> [RECORDS SHOWN]:
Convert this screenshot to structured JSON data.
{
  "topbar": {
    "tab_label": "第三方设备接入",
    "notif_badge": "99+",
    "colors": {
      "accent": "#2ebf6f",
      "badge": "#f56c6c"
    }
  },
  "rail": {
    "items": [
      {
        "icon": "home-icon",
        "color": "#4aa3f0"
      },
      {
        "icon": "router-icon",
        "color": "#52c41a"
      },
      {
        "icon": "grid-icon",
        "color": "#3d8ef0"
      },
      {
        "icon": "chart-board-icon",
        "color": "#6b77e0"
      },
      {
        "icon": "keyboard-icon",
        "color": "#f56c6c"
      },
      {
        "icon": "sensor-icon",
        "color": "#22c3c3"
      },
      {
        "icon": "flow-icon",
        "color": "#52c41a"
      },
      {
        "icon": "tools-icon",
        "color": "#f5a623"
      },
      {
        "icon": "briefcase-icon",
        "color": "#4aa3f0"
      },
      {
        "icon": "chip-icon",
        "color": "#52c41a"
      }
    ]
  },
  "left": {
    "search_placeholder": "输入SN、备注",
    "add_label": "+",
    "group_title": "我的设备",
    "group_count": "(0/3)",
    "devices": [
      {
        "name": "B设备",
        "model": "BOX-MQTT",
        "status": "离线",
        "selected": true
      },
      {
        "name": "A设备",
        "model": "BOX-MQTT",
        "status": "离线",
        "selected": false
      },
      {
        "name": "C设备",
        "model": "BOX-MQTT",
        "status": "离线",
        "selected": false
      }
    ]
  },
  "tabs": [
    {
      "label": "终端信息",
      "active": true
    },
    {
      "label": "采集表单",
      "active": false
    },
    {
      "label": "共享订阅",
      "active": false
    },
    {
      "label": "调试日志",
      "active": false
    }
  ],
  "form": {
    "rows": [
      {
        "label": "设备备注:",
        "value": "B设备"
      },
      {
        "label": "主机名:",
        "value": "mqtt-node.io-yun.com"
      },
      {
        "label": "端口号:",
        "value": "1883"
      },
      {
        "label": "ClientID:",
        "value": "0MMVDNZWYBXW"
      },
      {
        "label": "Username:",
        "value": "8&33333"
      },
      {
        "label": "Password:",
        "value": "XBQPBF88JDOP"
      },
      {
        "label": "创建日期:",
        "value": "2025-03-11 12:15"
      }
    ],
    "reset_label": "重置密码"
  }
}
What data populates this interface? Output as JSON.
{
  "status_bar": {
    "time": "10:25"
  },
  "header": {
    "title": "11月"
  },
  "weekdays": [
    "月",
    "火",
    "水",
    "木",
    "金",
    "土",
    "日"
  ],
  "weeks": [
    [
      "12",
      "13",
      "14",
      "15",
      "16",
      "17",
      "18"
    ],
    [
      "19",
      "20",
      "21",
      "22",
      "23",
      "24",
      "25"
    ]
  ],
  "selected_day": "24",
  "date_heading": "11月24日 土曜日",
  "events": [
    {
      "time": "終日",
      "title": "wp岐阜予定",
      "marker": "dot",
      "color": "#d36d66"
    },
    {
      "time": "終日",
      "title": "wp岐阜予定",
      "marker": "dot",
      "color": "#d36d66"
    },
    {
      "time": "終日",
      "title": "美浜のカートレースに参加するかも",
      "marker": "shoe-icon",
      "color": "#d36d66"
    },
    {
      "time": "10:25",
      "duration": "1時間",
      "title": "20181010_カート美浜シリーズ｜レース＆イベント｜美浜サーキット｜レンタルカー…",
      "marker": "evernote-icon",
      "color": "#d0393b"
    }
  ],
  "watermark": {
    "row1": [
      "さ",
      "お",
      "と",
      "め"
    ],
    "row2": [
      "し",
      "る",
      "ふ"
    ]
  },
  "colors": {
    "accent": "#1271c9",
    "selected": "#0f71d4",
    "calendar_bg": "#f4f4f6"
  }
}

> [INSTRUCTIONS TO FOLLOW]: Quote each line of the listing above exactly.

> [WORKED ANSWER]:
Convert this screenshot to structured JSON data.
{
  "topbar": {
    "tab_label": "第三方设备接入",
    "notif_badge": "99+",
    "colors": {
      "accent": "#2ebf6f",
      "badge": "#f56c6c"
    }
  },
  "rail": {
    "items": [
      {
        "icon": "home-icon",
        "color": "#4aa3f0"
      },
      {
        "icon": "router-icon",
        "color": "#52c41a"
      },
      {
        "icon": "grid-icon",
        "color": "#3d8ef0"
      },
      {
        "icon": "chart-board-icon",
        "color": "#6b77e0"
      },
      {
        "icon": "keyboard-icon",
        "color": "#f56c6c"
      },
      {
        "icon": "sensor-icon",
        "color": "#22c3c3"
      },
      {
        "icon": "flow-icon",
        "color": "#52c41a"
      },
      {
        "icon": "tools-icon",
        "color": "#f5a623"
      },
      {
        "icon": "briefcase-icon",
        "color": "#4aa3f0"
      },
      {
        "icon": "chip-icon",
        "color": "#52c41a"
      }
    ]
  },
  "left": {
    "search_placeholder": "输入SN、备注",
    "add_label": "+",
    "group_title": "我的设备",
    "group_count": "(0/3)",
    "devices": [
      {
        "name": "B设备",
        "model": "BOX-MQTT",
        "status": "离线",
        "selected": true
      },
      {
        "name": "A设备",
        "model": "BOX-MQTT",
        "status": "离线",
        "selected": false
      },
      {
        "name": "C设备",
        "model": "BOX-MQTT",
        "status": "离线",
        "selected": false
      }
    ]
  },
  "tabs": [
    {
      "label": "终端信息",
      "active": true
    },
    {
      "label": "采集表单",
      "active": false
    },
    {
      "label": "共享订阅",
      "active": false
    },
    {
      "label": "调试日志",
      "active": false
    }
  ],
  "form": {
    "rows": [
      {
        "label": "设备备注:",
        "value": "B设备"
      },
      {
        "label": "主机名:",
        "value": "mqtt-node.io-yun.com"
      },
      {
        "label": "端口号:",
        "value": "1883"
      },
      {
        "label": "ClientID:",
        "value": "0MMVDNZWYBXW"
      },
      {
        "label": "Username:",
        "value": "8&33333"
      },
      {
        "label": "Password:",
        "value": "XBQPBF88JDOP"
      },
      {
        "label": "创建日期:",
        "value": "2025-03-11 12:15"
      }
    ],
    "reset_label": "重置密码"
  }
}
What data populates this interface? Output as JSON.
{
  "status_bar": {
    "time": "10:25"
  },
  "header": {
    "title": "11月"
  },
  "weekdays": [
    "月",
    "火",
    "水",
    "木",
    "金",
    "土",
    "日"
  ],
  "weeks": [
    [
      "12",
      "13",
      "14",
      "15",
      "16",
      "17",
      "18"
    ],
    [
      "19",
      "20",
      "21",
      "22",
      "23",
      "24",
      "25"
    ]
  ],
  "selected_day": "24",
  "date_heading": "11月24日 土曜日",
  "events": [
    {
      "time": "終日",
      "title": "wp岐阜予定",
      "marker": "dot",
      "color": "#d36d66"
    },
    {
      "time": "終日",
      "title": "wp岐阜予定",
      "marker": "dot",
      "color": "#d36d66"
    },
    {
      "time": "終日",
      "title": "美浜のカートレースに参加するかも",
      "marker": "shoe-icon",
      "color": "#d36d66"
    },
    {
      "time": "10:25",
      "duration": "1時間",
      "title": "20181010_カート美浜シリーズ｜レース＆イベント｜美浜サーキット｜レンタルカー…",
      "marker": "evernote-icon",
      "color": "#d0393b"
    }
  ],
  "watermark": {
    "row1": [
      "さ",
      "お",
      "と",
      "め"
    ],
    "row2": [
      "し",
      "る",
      "ふ"
    ]
  },
  "colors": {
    "accent": "#1271c9",
    "selected": "#0f71d4",
    "calendar_bg": "#f4f4f6"
  }
}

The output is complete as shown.